___ Available data

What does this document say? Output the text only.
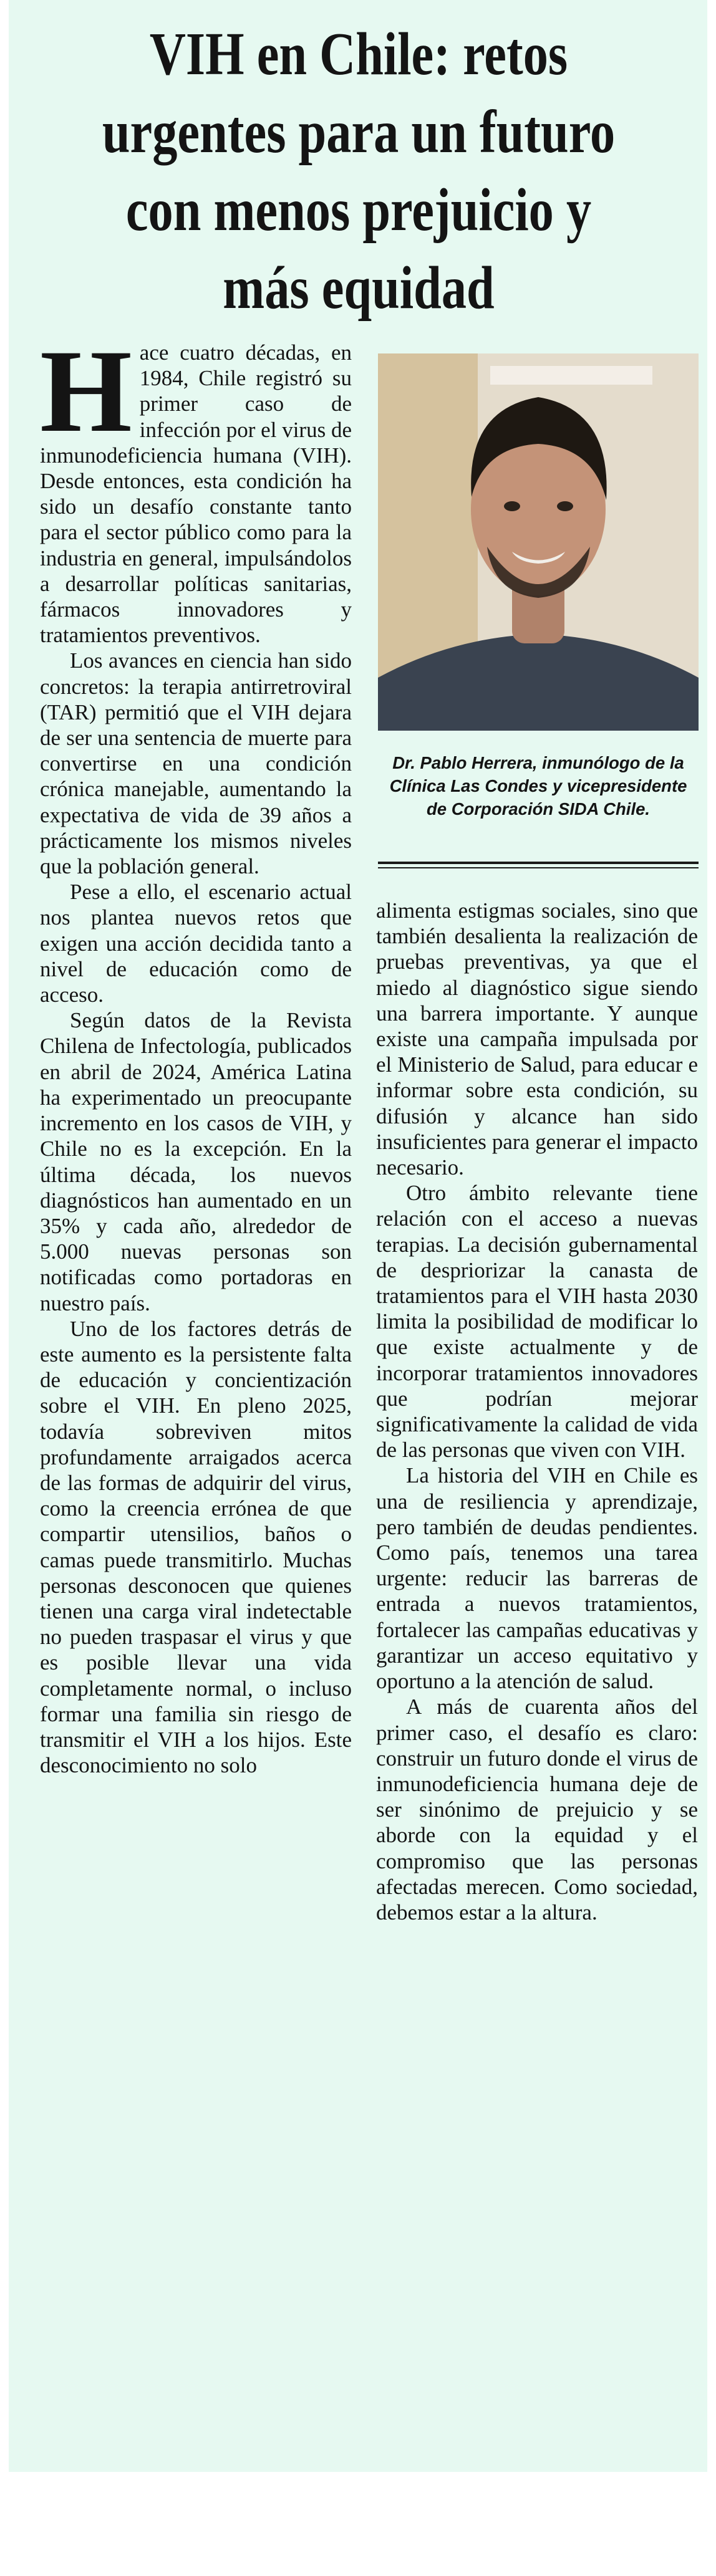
VIH en Chile: retos urgentes para un futuro con menos prejuicio y más equidad

Hace cuatro décadas, en 1984, Chile registró su primer caso de infección por el virus de inmunodeficiencia humana (VIH). Desde entonces, esta condición ha sido un desafío constante tanto para el sector público como para la industria en general, impulsándolos a desarrollar políticas sanitarias, fármacos innovadores y tratamientos preventivos.

Los avances en ciencia han sido concretos: la terapia antirretroviral (TAR) permitió que el VIH dejara de ser una sentencia de muerte para convertirse en una condición crónica manejable, aumentando la expectativa de vida de 39 años a prácticamente los mismos niveles que la población general.

Pese a ello, el escenario actual nos plantea nuevos retos que exigen una acción decidida tanto a nivel de educación como de acceso.

Según datos de la Revista Chilena de Infectología, publicados en abril de 2024, América Latina ha experimentado un preocupante incremento en los casos de VIH, y Chile no es la excepción. En la última década, los nuevos diagnósticos han aumentado en un 35% y cada año, alrededor de 5.000 nuevas personas son notificadas como portadoras en nuestro país.

Uno de los factores detrás de este aumento es la persistente falta de educación y concientización sobre el VIH. En pleno 2025, todavía sobreviven mitos profundamente arraigados acerca de las formas de adquirir del virus, como la creencia errónea de que compartir utensilios, baños o camas puede transmitirlo. Muchas personas desconocen que quienes tienen una carga viral indetectable no pueden traspasar el virus y que es posible llevar una vida completamente normal, o incluso formar una familia sin riesgo de transmitir el VIH a los hijos. Este desconocimiento no solo

Dr. Pablo Herrera, inmunólogo de la Clínica Las Condes y vicepresidente de Corporación SIDA Chile.

alimenta estigmas sociales, sino que también desalienta la realización de pruebas preventivas, ya que el miedo al diagnóstico sigue siendo una barrera importante. Y aunque existe una campaña impulsada por el Ministerio de Salud, para educar e informar sobre esta condición, su difusión y alcance han sido insuficientes para generar el impacto necesario.

Otro ámbito relevante tiene relación con el acceso a nuevas terapias. La decisión gubernamental de despriorizar la canasta de tratamientos para el VIH hasta 2030 limita la posibilidad de modificar lo que existe actualmente y de incorporar tratamientos innovadores que podrían mejorar significativamente la calidad de vida de las personas que viven con VIH.

La historia del VIH en Chile es una de resiliencia y aprendizaje, pero también de deudas pendientes. Como país, tenemos una tarea urgente: reducir las barreras de entrada a nuevos tratamientos, fortalecer las campañas educativas y garantizar un acceso equitativo y oportuno a la atención de salud.

A más de cuarenta años del primer caso, el desafío es claro: construir un futuro donde el virus de inmunodeficiencia humana deje de ser sinónimo de prejuicio y se aborde con la equidad y el compromiso que las personas afectadas merecen. Como sociedad, debemos estar a la altura.
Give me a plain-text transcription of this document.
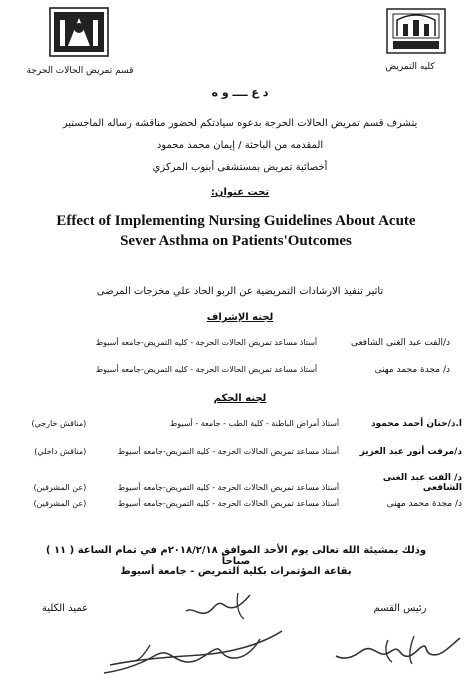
كليه التمريض
قسم تمريض الحالات الحرجة
د ع ــــ و ه
يتشرف قسم تمريض الحالات الحرجة بدعوه سيادتكم لحضور مناقشه رساله الماجستير
المقدمه من الباحثة / إيمان محمد محمود
أخصائية تمريض بمستشفى أبنوب المركزي
تحت عنوان:
Effect of Implementing Nursing Guidelines About Acute
Sever Asthma on Patients'Outcomes
تاثير تنفيذ الارشادات التمريضية عن الربو الحاد علي مخرجات المرضى
لجنه الإشراف
د/الفت عبد الغنى الشافعى أستاذ مساعد تمريض الحالات الحرجة - كليه التمريض-جامعه أسيوط
د/ مجدة محمد مهنى أستاذ مساعد تمريض الحالات الحرجة - كليه التمريض-جامعه أسيوط
لجنه الحكم
ا.د/حنان أحمد محمود أستاذ أمراض الباطنة - كلية الطب - جامعة - أسيوط (مناقش خارجي)
د/مرفت أنور عبد العزيز أستاذ مساعد تمريض الحالات الحرجة - كليه التمريض-جامعه أسيوط (مناقش داخلي)
د/ الفت عبد الغنى الشافعى أستاذ مساعد تمريض الحالات الحرجة - كليه التمريض-جامعه أسيوط (عن المشرفين)
د/ مجدة محمد مهنى أستاذ مساعد تمريض الحالات الحرجة - كليه التمريض-جامعه أسيوط (عن المشرفين)
وذلك بمشيئة الله تعالى يوم الأحد الموافق ٢٠١٨/٢/١٨م في تمام الساعة ( ١١ ) صباحاً
بقاعة المؤتمرات بكلية التمريض - جامعة أسيوط
رئيس القسم
عميد الكلية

______

-- Your task --
The response should consist of the entries above, given again exactly and free of pictures.

-- Task response --
What does this document say? Output the text only.
VIH en Chile: retos urgentes para un futuro con menos prejuicio y más equidad

Hace cuatro décadas, en 1984, Chile registró su primer caso de infección por el virus de inmunodeficiencia humana (VIH). Desde entonces, esta condición ha sido un desafío constante tanto para el sector público como para la industria en general, impulsándolos a desarrollar políticas sanitarias, fármacos innovadores y tratamientos preventivos.

Los avances en ciencia han sido concretos: la terapia antirretroviral (TAR) permitió que el VIH dejara de ser una sentencia de muerte para convertirse en una condición crónica manejable, aumentando la expectativa de vida de 39 años a prácticamente los mismos niveles que la población general.

Pese a ello, el escenario actual nos plantea nuevos retos que exigen una acción decidida tanto a nivel de educación como de acceso.

Según datos de la Revista Chilena de Infectología, publicados en abril de 2024, América Latina ha experimentado un preocupante incremento en los casos de VIH, y Chile no es la excepción. En la última década, los nuevos diagnósticos han aumentado en un 35% y cada año, alrededor de 5.000 nuevas personas son notificadas como portadoras en nuestro país.

Uno de los factores detrás de este aumento es la persistente falta de educación y concientización sobre el VIH. En pleno 2025, todavía sobreviven mitos profundamente arraigados acerca de las formas de adquirir del virus, como la creencia errónea de que compartir utensilios, baños o camas puede transmitirlo. Muchas personas desconocen que quienes tienen una carga viral indetectable no pueden traspasar el virus y que es posible llevar una vida completamente normal, o incluso formar una familia sin riesgo de transmitir el VIH a los hijos. Este desconocimiento no solo

Dr. Pablo Herrera, inmunólogo de la Clínica Las Condes y vicepresidente de Corporación SIDA Chile.

alimenta estigmas sociales, sino que también desalienta la realización de pruebas preventivas, ya que el miedo al diagnóstico sigue siendo una barrera importante. Y aunque existe una campaña impulsada por el Ministerio de Salud, para educar e informar sobre esta condición, su difusión y alcance han sido insuficientes para generar el impacto necesario.

Otro ámbito relevante tiene relación con el acceso a nuevas terapias. La decisión gubernamental de despriorizar la canasta de tratamientos para el VIH hasta 2030 limita la posibilidad de modificar lo que existe actualmente y de incorporar tratamientos innovadores que podrían mejorar significativamente la calidad de vida de las personas que viven con VIH.

La historia del VIH en Chile es una de resiliencia y aprendizaje, pero también de deudas pendientes. Como país, tenemos una tarea urgente: reducir las barreras de entrada a nuevos tratamientos, fortalecer las campañas educativas y garantizar un acceso equitativo y oportuno a la atención de salud.

A más de cuarenta años del primer caso, el desafío es claro: construir un futuro donde el virus de inmunodeficiencia humana deje de ser sinónimo de prejuicio y se aborde con la equidad y el compromiso que las personas afectadas merecen. Como sociedad, debemos estar a la altura.
Give me a plain-text transcription of this document.
كليه التمريض
قسم تمريض الحالات الحرجة
د ع ــــ و ه
يتشرف قسم تمريض الحالات الحرجة بدعوه سيادتكم لحضور مناقشه رساله الماجستير
المقدمه من الباحثة / إيمان محمد محمود
أخصائية تمريض بمستشفى أبنوب المركزي
تحت عنوان:
Effect of Implementing Nursing Guidelines About Acute
Sever Asthma on Patients'Outcomes
تاثير تنفيذ الارشادات التمريضية عن الربو الحاد علي مخرجات المرضى
لجنه الإشراف
د/الفت عبد الغنى الشافعى أستاذ مساعد تمريض الحالات الحرجة - كليه التمريض-جامعه أسيوط
د/ مجدة محمد مهنى أستاذ مساعد تمريض الحالات الحرجة - كليه التمريض-جامعه أسيوط
لجنه الحكم
ا.د/حنان أحمد محمود أستاذ أمراض الباطنة - كلية الطب - جامعة - أسيوط (مناقش خارجي)
د/مرفت أنور عبد العزيز أستاذ مساعد تمريض الحالات الحرجة - كليه التمريض-جامعه أسيوط (مناقش داخلي)
د/ الفت عبد الغنى الشافعى أستاذ مساعد تمريض الحالات الحرجة - كليه التمريض-جامعه أسيوط (عن المشرفين)
د/ مجدة محمد مهنى أستاذ مساعد تمريض الحالات الحرجة - كليه التمريض-جامعه أسيوط (عن المشرفين)
وذلك بمشيئة الله تعالى يوم الأحد الموافق ٢٠١٨/٢/١٨م في تمام الساعة ( ١١ ) صباحاً
بقاعة المؤتمرات بكلية التمريض - جامعة أسيوط
رئيس القسم
عميد الكلية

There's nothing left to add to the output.